→ **Source**

'''

Cet article est publié dans le cadre de notre dossier «1 semaine, 1 ville» dédié à Sion.
Retrouvez ici l’intégralité de notre série avec tous les grands projets, les chiffres clés, les portraits et les micros-trottoirs.
Ronquoz: le quartier du XXIe siècle
Le futur quartier Ronquoz 21 est délimité par l’autoroute, les voies CFF et le Rhône. ©Herzog et de Meuron
Rare sont les villes qui disposent d’un tel terrain d’expérimentation. Le projet Ronquoz 21 tranche par son ampleur et sa durée. Entre le Rhône et les voies de chemin de fer, ce quartier de 60 hectares, aujourd’hui majoritairement en zone artisanale et industrielle, est appelé à devenir un lieu de vie, de commerce et de loisir. «La grandeur du périmètre est considérable pour une ville de la taille de Sion et le serait aussi pour une cité plus importante», explique Vincent Kempf. A titre de comparaison, l’urbaniste de la capitale cite «Lyon Confluence», présenté comme «un projet d’exception» qui représente 150 hectares, mais dont le foncier était essentiellement en main publique, à la différence de Ronquoz où bourgeoisie, Ville et canton ne possèdent que 40% des terrains.
L’enjeu pour la capitale est donc à la fois de donner l’impulsion en créant des espaces ouverts et de fixer aux différents acteurs les règles de développement qui feront de ce quartier celui du XXIe siècle, moins gris, plus vert et tourné vers la mobilité douce. «L’opération est appelée à s’étaler sur plusieurs phases et son achèvement complet est planifié jusqu’en 2050», conclut Vincent Kempf.
La ville s’ouvre sur le Rhône
L’idée de cette transformation apparaît en 2012. «Le plan directeur communal avait identifié la partie est de Ronquoz comme lieu de mutation urbaine, vu sa proximité avec le cœur de ville et les travaux liés à Rhône3. Les analyses menées depuis 2014 ont montré que le périmètre de transformation était bien plus large et nécessitait une planification urbaine coordonnée», explique Vincent Kempf. La troisième correction du fleuve devrait en effet le rendre plus accessible et l’ouvrir à la ville.

'''

→ **Exercice proposé a**
Reproduisez le passage de l'article sur le quartier Ronquoz compris entre « Cet article est » et « et les micros-trottoirs. », ces deux extrémités incluses.

→ **Enregistrements de données**

'''

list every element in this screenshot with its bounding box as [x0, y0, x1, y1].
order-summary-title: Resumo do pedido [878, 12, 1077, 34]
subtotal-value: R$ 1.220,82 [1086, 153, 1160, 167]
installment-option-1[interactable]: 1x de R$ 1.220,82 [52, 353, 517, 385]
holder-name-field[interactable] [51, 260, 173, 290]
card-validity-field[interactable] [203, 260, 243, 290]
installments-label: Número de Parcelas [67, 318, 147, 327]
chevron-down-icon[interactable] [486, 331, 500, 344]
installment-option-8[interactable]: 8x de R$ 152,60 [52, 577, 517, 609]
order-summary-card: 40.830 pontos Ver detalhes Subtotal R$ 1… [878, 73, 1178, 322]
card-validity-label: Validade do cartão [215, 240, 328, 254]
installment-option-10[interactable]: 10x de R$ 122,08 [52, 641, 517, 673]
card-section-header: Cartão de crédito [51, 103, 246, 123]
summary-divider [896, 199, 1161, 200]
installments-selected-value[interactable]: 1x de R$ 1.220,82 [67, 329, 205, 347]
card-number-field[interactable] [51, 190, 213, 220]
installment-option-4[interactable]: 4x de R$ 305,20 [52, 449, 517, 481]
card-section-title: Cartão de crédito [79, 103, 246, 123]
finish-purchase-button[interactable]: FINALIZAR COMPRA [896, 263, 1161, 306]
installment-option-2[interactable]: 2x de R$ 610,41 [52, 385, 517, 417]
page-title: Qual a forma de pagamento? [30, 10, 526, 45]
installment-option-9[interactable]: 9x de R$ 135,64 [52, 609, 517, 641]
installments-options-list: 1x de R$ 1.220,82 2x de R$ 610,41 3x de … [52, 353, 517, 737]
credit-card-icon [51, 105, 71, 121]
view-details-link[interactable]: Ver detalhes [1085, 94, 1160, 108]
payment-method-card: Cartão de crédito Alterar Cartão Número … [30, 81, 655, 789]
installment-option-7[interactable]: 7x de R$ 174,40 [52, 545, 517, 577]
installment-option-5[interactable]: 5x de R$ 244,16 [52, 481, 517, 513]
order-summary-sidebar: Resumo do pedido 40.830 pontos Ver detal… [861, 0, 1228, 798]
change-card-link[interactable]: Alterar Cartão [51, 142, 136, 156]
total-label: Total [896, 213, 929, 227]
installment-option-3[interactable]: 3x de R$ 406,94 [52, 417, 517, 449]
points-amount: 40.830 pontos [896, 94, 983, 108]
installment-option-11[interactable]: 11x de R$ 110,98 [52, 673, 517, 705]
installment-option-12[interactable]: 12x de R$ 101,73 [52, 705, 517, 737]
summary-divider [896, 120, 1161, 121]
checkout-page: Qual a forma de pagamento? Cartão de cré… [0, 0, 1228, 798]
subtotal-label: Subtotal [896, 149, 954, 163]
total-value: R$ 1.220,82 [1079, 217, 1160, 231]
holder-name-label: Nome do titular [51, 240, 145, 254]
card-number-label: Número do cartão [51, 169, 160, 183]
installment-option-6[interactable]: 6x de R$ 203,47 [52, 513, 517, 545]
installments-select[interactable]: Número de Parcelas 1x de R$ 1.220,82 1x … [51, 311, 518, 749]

'''

→ **Exercice proposé b**
Réécrivez les enregistrements depuis leur début jusqu'à la ligne contenant « page-title: Qual a » incluse, en remplaçant « Cartão de crédito » par « Cartão de débito » sans rien modifier d'autre. Ne donnez que ces lignes.

→ **Résultat final a**
Cet article est publié dans le cadre de notre dossier «1 semaine, 1 ville» dédié à Sion.
Retrouvez ici l’intégralité de notre série avec tous les grands projets, les chiffres clés, les portraits et les micros-trottoirs.

→ **Résultat final b**
list every element in this screenshot with its bounding box as [x0, y0, x1, y1].
order-summary-title: Resumo do pedido [878, 12, 1077, 34]
subtotal-value: R$ 1.220,82 [1086, 153, 1160, 167]
installment-option-1[interactable]: 1x de R$ 1.220,82 [52, 353, 517, 385]
holder-name-field[interactable] [51, 260, 173, 290]
card-validity-field[interactable] [203, 260, 243, 290]
installments-label: Número de Parcelas [67, 318, 147, 327]
chevron-down-icon[interactable] [486, 331, 500, 344]
installment-option-8[interactable]: 8x de R$ 152,60 [52, 577, 517, 609]
order-summary-card: 40.830 pontos Ver detalhes Subtotal R$ 1… [878, 73, 1178, 322]
card-validity-label: Validade do cartão [215, 240, 328, 254]
installment-option-10[interactable]: 10x de R$ 122,08 [52, 641, 517, 673]
card-section-header: Cartão de débito [51, 103, 246, 123]
summary-divider [896, 199, 1161, 200]
installments-selected-value[interactable]: 1x de R$ 1.220,82 [67, 329, 205, 347]
card-number-field[interactable] [51, 190, 213, 220]
installment-option-4[interactable]: 4x de R$ 305,20 [52, 449, 517, 481]
card-section-title: Cartão de débito [79, 103, 246, 123]
finish-purchase-button[interactable]: FINALIZAR COMPRA [896, 263, 1161, 306]
installment-option-2[interactable]: 2x de R$ 610,41 [52, 385, 517, 417]
page-title: Qual a forma de pagamento? [30, 10, 526, 45]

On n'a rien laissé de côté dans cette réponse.